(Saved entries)
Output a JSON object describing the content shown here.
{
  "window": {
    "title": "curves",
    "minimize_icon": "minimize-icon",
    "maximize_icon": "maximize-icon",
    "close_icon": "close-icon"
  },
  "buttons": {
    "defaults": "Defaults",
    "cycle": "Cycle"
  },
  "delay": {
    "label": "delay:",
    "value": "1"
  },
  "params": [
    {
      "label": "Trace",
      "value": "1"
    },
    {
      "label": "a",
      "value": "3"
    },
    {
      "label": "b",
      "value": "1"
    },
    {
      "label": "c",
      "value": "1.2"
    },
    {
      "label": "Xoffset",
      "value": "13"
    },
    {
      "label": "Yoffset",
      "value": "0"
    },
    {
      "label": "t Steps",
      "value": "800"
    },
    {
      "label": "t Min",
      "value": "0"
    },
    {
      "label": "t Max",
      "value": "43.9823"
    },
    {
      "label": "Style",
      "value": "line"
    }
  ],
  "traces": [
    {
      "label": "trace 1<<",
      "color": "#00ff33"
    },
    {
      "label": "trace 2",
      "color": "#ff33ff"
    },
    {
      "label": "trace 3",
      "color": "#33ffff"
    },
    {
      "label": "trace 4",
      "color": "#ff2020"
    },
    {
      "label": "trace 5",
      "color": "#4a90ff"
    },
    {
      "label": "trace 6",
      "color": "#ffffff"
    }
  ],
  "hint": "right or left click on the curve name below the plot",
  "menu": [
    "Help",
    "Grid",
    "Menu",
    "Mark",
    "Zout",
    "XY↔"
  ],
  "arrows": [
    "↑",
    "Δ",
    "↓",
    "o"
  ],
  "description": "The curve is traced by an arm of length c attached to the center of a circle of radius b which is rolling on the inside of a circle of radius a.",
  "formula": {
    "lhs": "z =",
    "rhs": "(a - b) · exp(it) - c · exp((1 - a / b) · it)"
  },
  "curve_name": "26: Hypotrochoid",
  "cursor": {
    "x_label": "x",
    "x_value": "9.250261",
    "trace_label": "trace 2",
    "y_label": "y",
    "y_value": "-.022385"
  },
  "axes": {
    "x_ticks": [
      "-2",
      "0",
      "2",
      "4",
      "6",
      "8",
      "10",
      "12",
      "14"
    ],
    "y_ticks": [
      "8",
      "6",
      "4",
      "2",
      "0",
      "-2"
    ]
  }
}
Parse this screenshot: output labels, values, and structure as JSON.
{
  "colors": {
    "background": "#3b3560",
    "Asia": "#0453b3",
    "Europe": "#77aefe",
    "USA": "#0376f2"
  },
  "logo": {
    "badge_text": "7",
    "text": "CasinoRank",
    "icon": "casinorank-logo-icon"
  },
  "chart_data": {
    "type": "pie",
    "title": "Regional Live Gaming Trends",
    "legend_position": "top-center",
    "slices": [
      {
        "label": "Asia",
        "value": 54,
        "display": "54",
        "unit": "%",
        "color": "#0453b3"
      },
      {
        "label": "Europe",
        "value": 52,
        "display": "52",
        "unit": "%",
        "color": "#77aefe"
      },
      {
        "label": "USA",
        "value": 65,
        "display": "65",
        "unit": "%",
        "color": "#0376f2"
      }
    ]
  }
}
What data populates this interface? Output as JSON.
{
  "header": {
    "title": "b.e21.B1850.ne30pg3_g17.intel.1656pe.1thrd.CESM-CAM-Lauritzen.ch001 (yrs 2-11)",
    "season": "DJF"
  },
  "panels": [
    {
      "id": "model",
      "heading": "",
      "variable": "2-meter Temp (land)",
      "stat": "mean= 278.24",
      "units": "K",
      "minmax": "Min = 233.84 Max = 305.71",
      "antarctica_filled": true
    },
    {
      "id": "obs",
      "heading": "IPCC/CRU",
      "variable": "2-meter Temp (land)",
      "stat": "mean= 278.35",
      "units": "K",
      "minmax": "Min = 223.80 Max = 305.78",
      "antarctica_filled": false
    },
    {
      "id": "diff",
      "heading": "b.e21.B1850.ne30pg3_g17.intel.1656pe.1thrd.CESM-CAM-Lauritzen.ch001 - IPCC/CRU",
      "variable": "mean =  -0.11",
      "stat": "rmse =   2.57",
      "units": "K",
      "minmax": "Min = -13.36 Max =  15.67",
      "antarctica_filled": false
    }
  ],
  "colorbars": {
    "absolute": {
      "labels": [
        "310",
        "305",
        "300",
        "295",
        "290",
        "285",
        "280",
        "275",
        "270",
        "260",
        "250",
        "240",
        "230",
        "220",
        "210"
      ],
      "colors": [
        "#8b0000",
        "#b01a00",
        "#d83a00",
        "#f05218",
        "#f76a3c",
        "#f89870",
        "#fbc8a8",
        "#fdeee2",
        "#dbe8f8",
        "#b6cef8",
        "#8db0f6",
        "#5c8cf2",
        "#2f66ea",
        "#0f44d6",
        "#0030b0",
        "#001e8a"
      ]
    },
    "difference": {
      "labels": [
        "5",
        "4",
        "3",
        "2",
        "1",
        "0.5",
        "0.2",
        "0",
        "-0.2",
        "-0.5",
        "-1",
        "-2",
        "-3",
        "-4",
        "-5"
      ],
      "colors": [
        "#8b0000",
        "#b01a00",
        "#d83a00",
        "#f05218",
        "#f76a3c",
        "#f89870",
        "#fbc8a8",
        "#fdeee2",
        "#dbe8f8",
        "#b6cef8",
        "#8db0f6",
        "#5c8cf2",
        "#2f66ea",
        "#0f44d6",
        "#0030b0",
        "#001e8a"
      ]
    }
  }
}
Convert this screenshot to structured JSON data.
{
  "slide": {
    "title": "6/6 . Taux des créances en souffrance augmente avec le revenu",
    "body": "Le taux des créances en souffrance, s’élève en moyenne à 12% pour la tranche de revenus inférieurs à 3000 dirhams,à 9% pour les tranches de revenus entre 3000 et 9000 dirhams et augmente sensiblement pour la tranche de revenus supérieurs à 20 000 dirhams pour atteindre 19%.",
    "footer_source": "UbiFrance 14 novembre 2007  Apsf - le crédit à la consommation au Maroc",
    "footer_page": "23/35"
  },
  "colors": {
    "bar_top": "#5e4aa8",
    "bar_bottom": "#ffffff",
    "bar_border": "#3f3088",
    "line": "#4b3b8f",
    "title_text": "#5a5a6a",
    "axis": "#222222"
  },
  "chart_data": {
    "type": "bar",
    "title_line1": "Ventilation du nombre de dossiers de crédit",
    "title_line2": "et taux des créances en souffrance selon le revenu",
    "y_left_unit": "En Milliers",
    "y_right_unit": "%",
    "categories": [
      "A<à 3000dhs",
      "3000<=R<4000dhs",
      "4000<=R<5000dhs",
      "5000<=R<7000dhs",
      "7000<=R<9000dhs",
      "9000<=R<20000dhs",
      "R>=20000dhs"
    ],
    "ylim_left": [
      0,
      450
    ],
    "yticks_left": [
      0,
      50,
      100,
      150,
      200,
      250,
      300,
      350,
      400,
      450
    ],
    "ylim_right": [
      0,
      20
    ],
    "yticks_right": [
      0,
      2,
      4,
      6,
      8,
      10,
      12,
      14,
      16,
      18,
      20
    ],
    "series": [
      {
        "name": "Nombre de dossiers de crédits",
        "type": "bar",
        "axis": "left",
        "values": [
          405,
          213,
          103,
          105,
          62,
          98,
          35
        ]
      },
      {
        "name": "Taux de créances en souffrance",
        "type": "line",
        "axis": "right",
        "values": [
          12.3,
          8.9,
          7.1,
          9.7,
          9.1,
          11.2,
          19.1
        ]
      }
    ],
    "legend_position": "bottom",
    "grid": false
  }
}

▸ TASK TO COMPLETE: Repeat the material in full, exactly as it stands.

▸ RESULT OF THE TASK:
Output a JSON object describing the content shown here.
{
  "window": {
    "title": "curves",
    "minimize_icon": "minimize-icon",
    "maximize_icon": "maximize-icon",
    "close_icon": "close-icon"
  },
  "buttons": {
    "defaults": "Defaults",
    "cycle": "Cycle"
  },
  "delay": {
    "label": "delay:",
    "value": "1"
  },
  "params": [
    {
      "label": "Trace",
      "value": "1"
    },
    {
      "label": "a",
      "value": "3"
    },
    {
      "label": "b",
      "value": "1"
    },
    {
      "label": "c",
      "value": "1.2"
    },
    {
      "label": "Xoffset",
      "value": "13"
    },
    {
      "label": "Yoffset",
      "value": "0"
    },
    {
      "label": "t Steps",
      "value": "800"
    },
    {
      "label": "t Min",
      "value": "0"
    },
    {
      "label": "t Max",
      "value": "43.9823"
    },
    {
      "label": "Style",
      "value": "line"
    }
  ],
  "traces": [
    {
      "label": "trace 1<<",
      "color": "#00ff33"
    },
    {
      "label": "trace 2",
      "color": "#ff33ff"
    },
    {
      "label": "trace 3",
      "color": "#33ffff"
    },
    {
      "label": "trace 4",
      "color": "#ff2020"
    },
    {
      "label": "trace 5",
      "color": "#4a90ff"
    },
    {
      "label": "trace 6",
      "color": "#ffffff"
    }
  ],
  "hint": "right or left click on the curve name below the plot",
  "menu": [
    "Help",
    "Grid",
    "Menu",
    "Mark",
    "Zout",
    "XY↔"
  ],
  "arrows": [
    "↑",
    "Δ",
    "↓",
    "o"
  ],
  "description": "The curve is traced by an arm of length c attached to the center of a circle of radius b which is rolling on the inside of a circle of radius a.",
  "formula": {
    "lhs": "z =",
    "rhs": "(a - b) · exp(it) - c · exp((1 - a / b) · it)"
  },
  "curve_name": "26: Hypotrochoid",
  "cursor": {
    "x_label": "x",
    "x_value": "9.250261",
    "trace_label": "trace 2",
    "y_label": "y",
    "y_value": "-.022385"
  },
  "axes": {
    "x_ticks": [
      "-2",
      "0",
      "2",
      "4",
      "6",
      "8",
      "10",
      "12",
      "14"
    ],
    "y_ticks": [
      "8",
      "6",
      "4",
      "2",
      "0",
      "-2"
    ]
  }
}
Parse this screenshot: output labels, values, and structure as JSON.
{
  "colors": {
    "background": "#3b3560",
    "Asia": "#0453b3",
    "Europe": "#77aefe",
    "USA": "#0376f2"
  },
  "logo": {
    "badge_text": "7",
    "text": "CasinoRank",
    "icon": "casinorank-logo-icon"
  },
  "chart_data": {
    "type": "pie",
    "title": "Regional Live Gaming Trends",
    "legend_position": "top-center",
    "slices": [
      {
        "label": "Asia",
        "value": 54,
        "display": "54",
        "unit": "%",
        "color": "#0453b3"
      },
      {
        "label": "Europe",
        "value": 52,
        "display": "52",
        "unit": "%",
        "color": "#77aefe"
      },
      {
        "label": "USA",
        "value": 65,
        "display": "65",
        "unit": "%",
        "color": "#0376f2"
      }
    ]
  }
}
What data populates this interface? Output as JSON.
{
  "header": {
    "title": "b.e21.B1850.ne30pg3_g17.intel.1656pe.1thrd.CESM-CAM-Lauritzen.ch001 (yrs 2-11)",
    "season": "DJF"
  },
  "panels": [
    {
      "id": "model",
      "heading": "",
      "variable": "2-meter Temp (land)",
      "stat": "mean= 278.24",
      "units": "K",
      "minmax": "Min = 233.84 Max = 305.71",
      "antarctica_filled": true
    },
    {
      "id": "obs",
      "heading": "IPCC/CRU",
      "variable": "2-meter Temp (land)",
      "stat": "mean= 278.35",
      "units": "K",
      "minmax": "Min = 223.80 Max = 305.78",
      "antarctica_filled": false
    },
    {
      "id": "diff",
      "heading": "b.e21.B1850.ne30pg3_g17.intel.1656pe.1thrd.CESM-CAM-Lauritzen.ch001 - IPCC/CRU",
      "variable": "mean =  -0.11",
      "stat": "rmse =   2.57",
      "units": "K",
      "minmax": "Min = -13.36 Max =  15.67",
      "antarctica_filled": false
    }
  ],
  "colorbars": {
    "absolute": {
      "labels": [
        "310",
        "305",
        "300",
        "295",
        "290",
        "285",
        "280",
        "275",
        "270",
        "260",
        "250",
        "240",
        "230",
        "220",
        "210"
      ],
      "colors": [
        "#8b0000",
        "#b01a00",
        "#d83a00",
        "#f05218",
        "#f76a3c",
        "#f89870",
        "#fbc8a8",
        "#fdeee2",
        "#dbe8f8",
        "#b6cef8",
        "#8db0f6",
        "#5c8cf2",
        "#2f66ea",
        "#0f44d6",
        "#0030b0",
        "#001e8a"
      ]
    },
    "difference": {
      "labels": [
        "5",
        "4",
        "3",
        "2",
        "1",
        "0.5",
        "0.2",
        "0",
        "-0.2",
        "-0.5",
        "-1",
        "-2",
        "-3",
        "-4",
        "-5"
      ],
      "colors": [
        "#8b0000",
        "#b01a00",
        "#d83a00",
        "#f05218",
        "#f76a3c",
        "#f89870",
        "#fbc8a8",
        "#fdeee2",
        "#dbe8f8",
        "#b6cef8",
        "#8db0f6",
        "#5c8cf2",
        "#2f66ea",
        "#0f44d6",
        "#0030b0",
        "#001e8a"
      ]
    }
  }
}
Convert this screenshot to structured JSON data.
{
  "slide": {
    "title": "6/6 . Taux des créances en souffrance augmente avec le revenu",
    "body": "Le taux des créances en souffrance, s’élève en moyenne à 12% pour la tranche de revenus inférieurs à 3000 dirhams,à 9% pour les tranches de revenus entre 3000 et 9000 dirhams et augmente sensiblement pour la tranche de revenus supérieurs à 20 000 dirhams pour atteindre 19%.",
    "footer_source": "UbiFrance 14 novembre 2007  Apsf - le crédit à la consommation au Maroc",
    "footer_page": "23/35"
  },
  "colors": {
    "bar_top": "#5e4aa8",
    "bar_bottom": "#ffffff",
    "bar_border": "#3f3088",
    "line": "#4b3b8f",
    "title_text": "#5a5a6a",
    "axis": "#222222"
  },
  "chart_data": {
    "type": "bar",
    "title_line1": "Ventilation du nombre de dossiers de crédit",
    "title_line2": "et taux des créances en souffrance selon le revenu",
    "y_left_unit": "En Milliers",
    "y_right_unit": "%",
    "categories": [
      "A<à 3000dhs",
      "3000<=R<4000dhs",
      "4000<=R<5000dhs",
      "5000<=R<7000dhs",
      "7000<=R<9000dhs",
      "9000<=R<20000dhs",
      "R>=20000dhs"
    ],
    "ylim_left": [
      0,
      450
    ],
    "yticks_left": [
      0,
      50,
      100,
      150,
      200,
      250,
      300,
      350,
      400,
      450
    ],
    "ylim_right": [
      0,
      20
    ],
    "yticks_right": [
      0,
      2,
      4,
      6,
      8,
      10,
      12,
      14,
      16,
      18,
      20
    ],
    "series": [
      {
        "name": "Nombre de dossiers de crédits",
        "type": "bar",
        "axis": "left",
        "values": [
          405,
          213,
          103,
          105,
          62,
          98,
          35
        ]
      },
      {
        "name": "Taux de créances en souffrance",
        "type": "line",
        "axis": "right",
        "values": [
          12.3,
          8.9,
          7.1,
          9.7,
          9.1,
          11.2,
          19.1
        ]
      }
    ],
    "legend_position": "bottom",
    "grid": false
  }
}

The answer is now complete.